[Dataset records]
※ ※ ※

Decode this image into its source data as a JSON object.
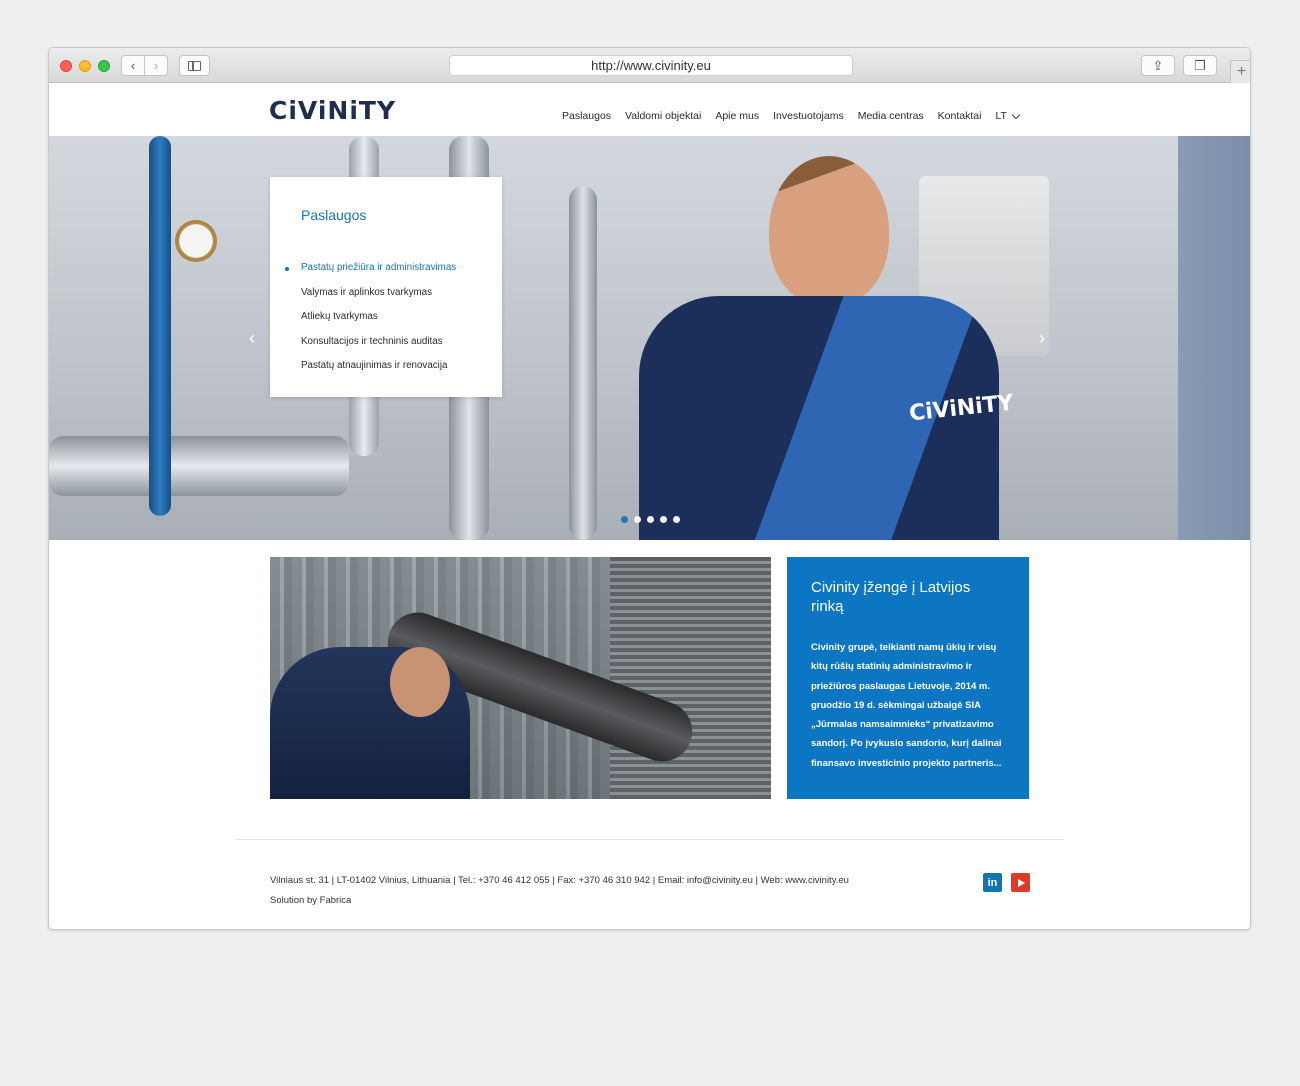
{
  "browser": {
    "url": "http://www.civinity.eu"
  },
  "header": {
    "logo": "CiViNiTY",
    "nav": [
      "Paslaugos",
      "Valdomi objektai",
      "Apie mus",
      "Investuotojams",
      "Media centras",
      "Kontaktai"
    ],
    "language": "LT"
  },
  "hero": {
    "card_title": "Paslaugos",
    "services": [
      "Pastatų priežiūra ir administravimas",
      "Valymas ir aplinkos tvarkymas",
      "Atliekų tvarkymas",
      "Konsultacijos ir techninis auditas",
      "Pastatų atnaujinimas ir renovacija"
    ],
    "active_service_index": 0,
    "worker_jacket_logo": "CiViNiTY",
    "slide_count": 5,
    "active_slide_index": 0
  },
  "news": {
    "title": "Civinity įžengė į Latvijos rinką",
    "body": "Civinity grupė, teikianti namų ūkių ir visų kitų rūšių statinių administravimo ir priežiūros paslaugas Lietuvoje, 2014 m. gruodžio 19 d. sėkmingai užbaigė SIA „Jūrmalas namsaimnieks“ privatizavimo sandorį. Po įvykusio sandorio, kurį dalinai finansavo investicinio projekto partneris..."
  },
  "footer": {
    "contact_line": "Vilniaus st. 31 | LT-01402 Vilnius, Lithuania | Tel.: +370 46 412 055 | Fax: +370 46 310 942 | Email: info@civinity.eu | Web: www.civinity.eu",
    "credit_line": "Solution by Fabrica",
    "social": [
      "in",
      "youtube"
    ]
  },
  "colors": {
    "brand_blue": "#0d76c3",
    "link_blue": "#1b71b8",
    "logo_navy": "#1f2d4e",
    "youtube_red": "#e03b26",
    "linkedin_blue": "#1275b3"
  }
}
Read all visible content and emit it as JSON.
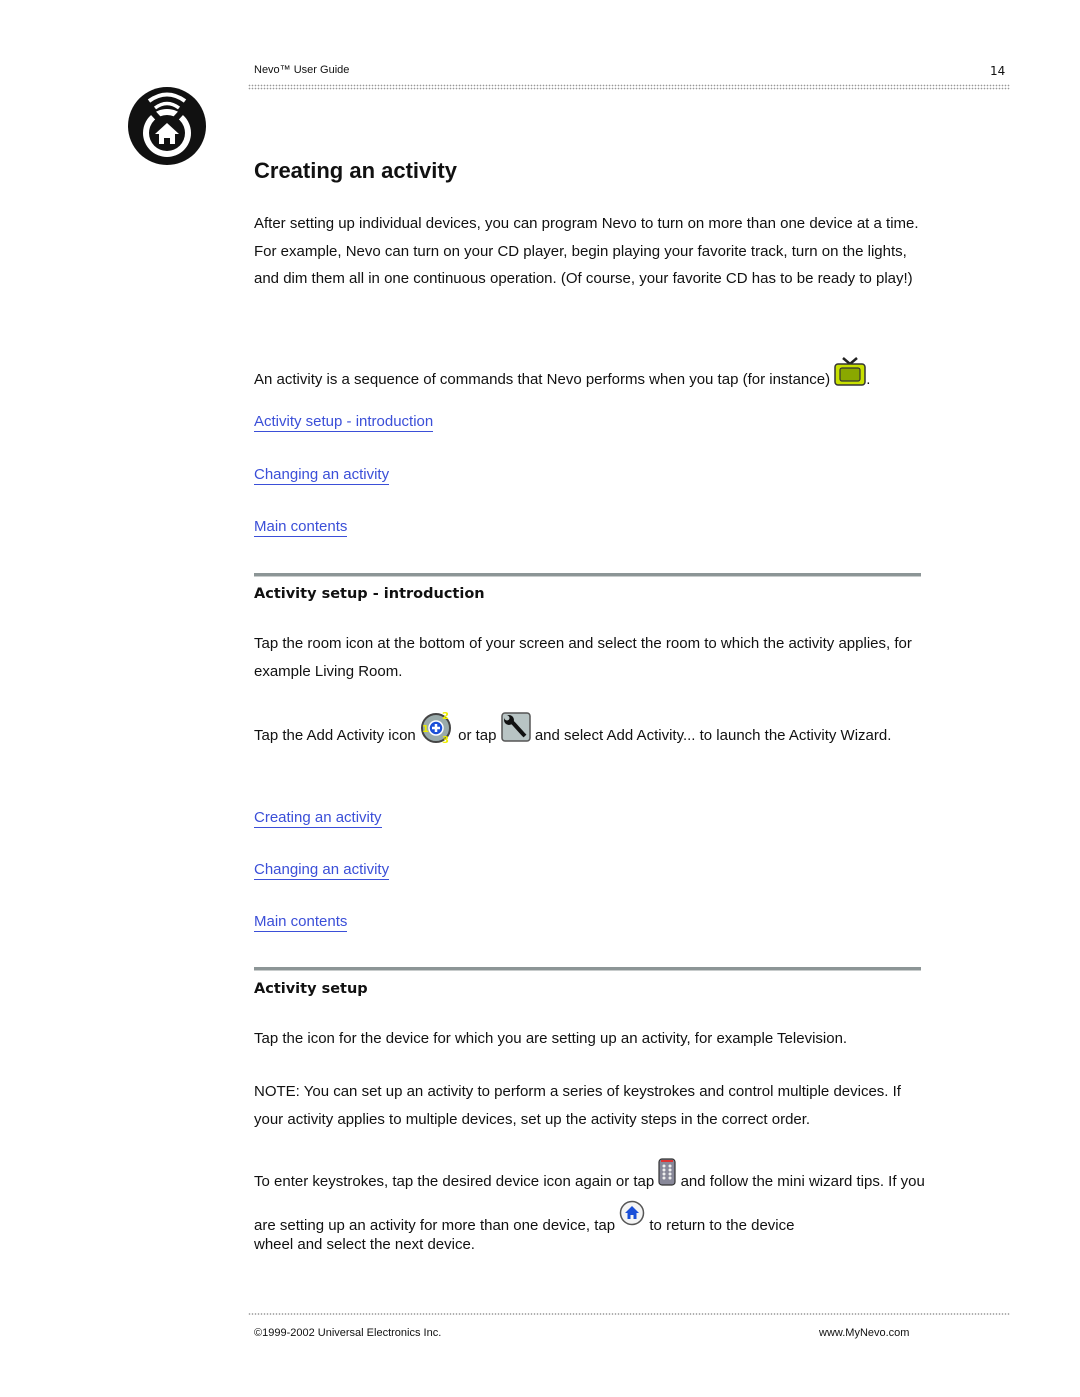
{
  "header": {
    "title": "Nevo™ User Guide",
    "page_number": "14"
  },
  "logo": {
    "icon": "nevo-home-logo-icon"
  },
  "title": "Creating an activity",
  "intro": {
    "paragraph1": "After setting up individual devices, you can program Nevo to turn on more than one device at a time. For example, Nevo can turn on your CD player, begin playing your favorite track, turn on the lights, and dim them all in one continuous operation. (Of course, your favorite CD has to be ready to play!)",
    "paragraph2_before": "An activity is a sequence of commands that Nevo performs when you tap (for instance)",
    "paragraph2_after": ".",
    "icon": "tv-activity-icon"
  },
  "links1": [
    "Activity setup - introduction",
    "Changing an activity",
    "Main contents"
  ],
  "section1": {
    "heading": "Activity setup - introduction",
    "paragraph1": "Tap the room icon at the bottom of your screen and select the room to which the activity applies, for example Living Room.",
    "p2_part1": "Tap the Add Activity icon",
    "p2_part2": "or tap",
    "p2_part3": "and select Add Activity... to launch the Activity Wizard.",
    "icons": [
      "add-activity-icon",
      "wrench-icon"
    ]
  },
  "links2": [
    "Creating an activity",
    "Changing an activity",
    "Main contents"
  ],
  "section2": {
    "heading": "Activity setup",
    "paragraph1": "Tap the icon for the device for which you are setting up an activity, for example Television.",
    "paragraph2": "NOTE: You can set up an activity to perform a series of keystrokes and control multiple devices. If your activity applies to multiple devices, set up the activity steps in the correct order.",
    "p3_part1": "To enter keystrokes, tap the desired device icon again or tap",
    "p3_part2": "and follow the mini wizard",
    "p3_part3": "tips. If you are setting up an activity for more than one device, tap",
    "p3_part4": "to return to the device",
    "p3_part5": "wheel and select the next device.",
    "icons": [
      "remote-keypad-icon",
      "home-button-icon"
    ]
  },
  "footer": {
    "copyright": "©1999-2002 Universal Electronics Inc.",
    "website": "www.MyNevo.com"
  },
  "colors": {
    "link": "#3b4fd8",
    "rule": "#8c9596",
    "text": "#111111"
  }
}
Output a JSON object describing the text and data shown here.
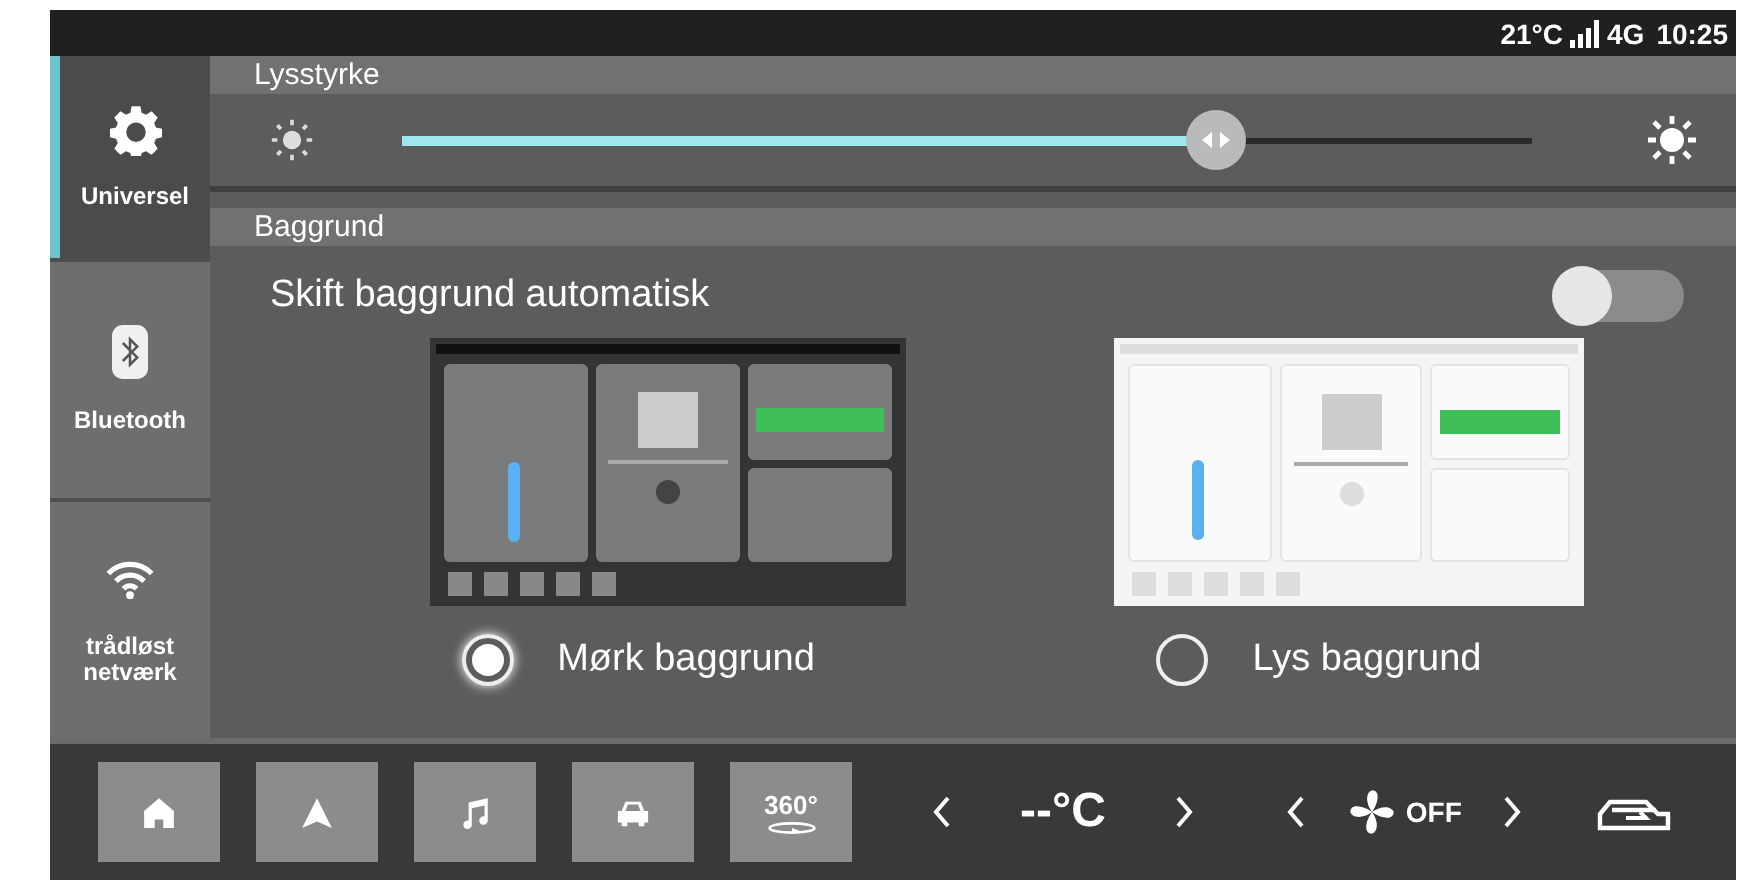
{
  "status_bar": {
    "temperature": "21°C",
    "network": "4G",
    "time": "10:25"
  },
  "sidebar": {
    "items": [
      {
        "label": "Universel",
        "kind": "gear",
        "selected": true
      },
      {
        "label": "Bluetooth",
        "kind": "bluetooth",
        "selected": false
      },
      {
        "label": "trådløst netværk",
        "kind": "wifi",
        "selected": false
      }
    ]
  },
  "brightness": {
    "title": "Lysstyrke",
    "level": 0.72
  },
  "background": {
    "title": "Baggrund",
    "auto_switch": {
      "label": "Skift baggrund automatisk",
      "on": false
    },
    "options": [
      {
        "label": "Mørk baggrund",
        "kind": "dark",
        "selected": true
      },
      {
        "label": "Lys baggrund",
        "kind": "light",
        "selected": false
      }
    ]
  },
  "bottom_bar": {
    "buttons": [
      {
        "kind": "home"
      },
      {
        "kind": "navigation"
      },
      {
        "kind": "music"
      },
      {
        "kind": "car"
      },
      {
        "kind": "rotate",
        "label": "360°"
      }
    ],
    "temperature": "--°C",
    "fan": "OFF"
  }
}
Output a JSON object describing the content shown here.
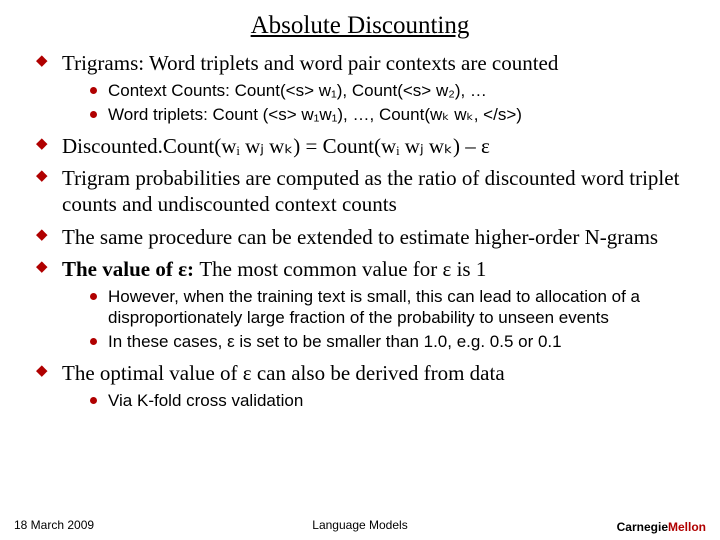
{
  "title": "Absolute Discounting",
  "bullets": {
    "b1": "Trigrams:  Word triplets and word pair contexts are counted",
    "b1a": "Context Counts: Count(<s> w₁), Count(<s> w₂), …",
    "b1b": "Word triplets:  Count (<s> w₁w₁), …, Count(wₖ wₖ, </s>)",
    "b2": "Discounted.Count(wᵢ wⱼ wₖ) = Count(wᵢ wⱼ wₖ) – ε",
    "b3": "Trigram probabilities are computed as the ratio of discounted word triplet counts and undiscounted context counts",
    "b4": "The same procedure can be extended to estimate higher-order N-grams",
    "b5_prefix": "The value of ε:",
    "b5_rest": " The most common value for ε is 1",
    "b5a": "However, when the training text is small, this can lead to allocation of a disproportionately large fraction of the probability to unseen events",
    "b5b": "In these cases, ε is set to be smaller than 1.0, e.g. 0.5 or 0.1",
    "b6": "The optimal value of ε can also be derived from data",
    "b6a": "Via K-fold cross validation"
  },
  "footer": {
    "date": "18 March 2009",
    "center": "Language Models",
    "logo1": "Carnegie",
    "logo2": "Mellon"
  }
}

※ ※ ※

Aim → Gather all lines from the listing above in which "heading" occurs.

Full output →
    "heading": "Activity setup - introduction",
    "heading": "Activity setup",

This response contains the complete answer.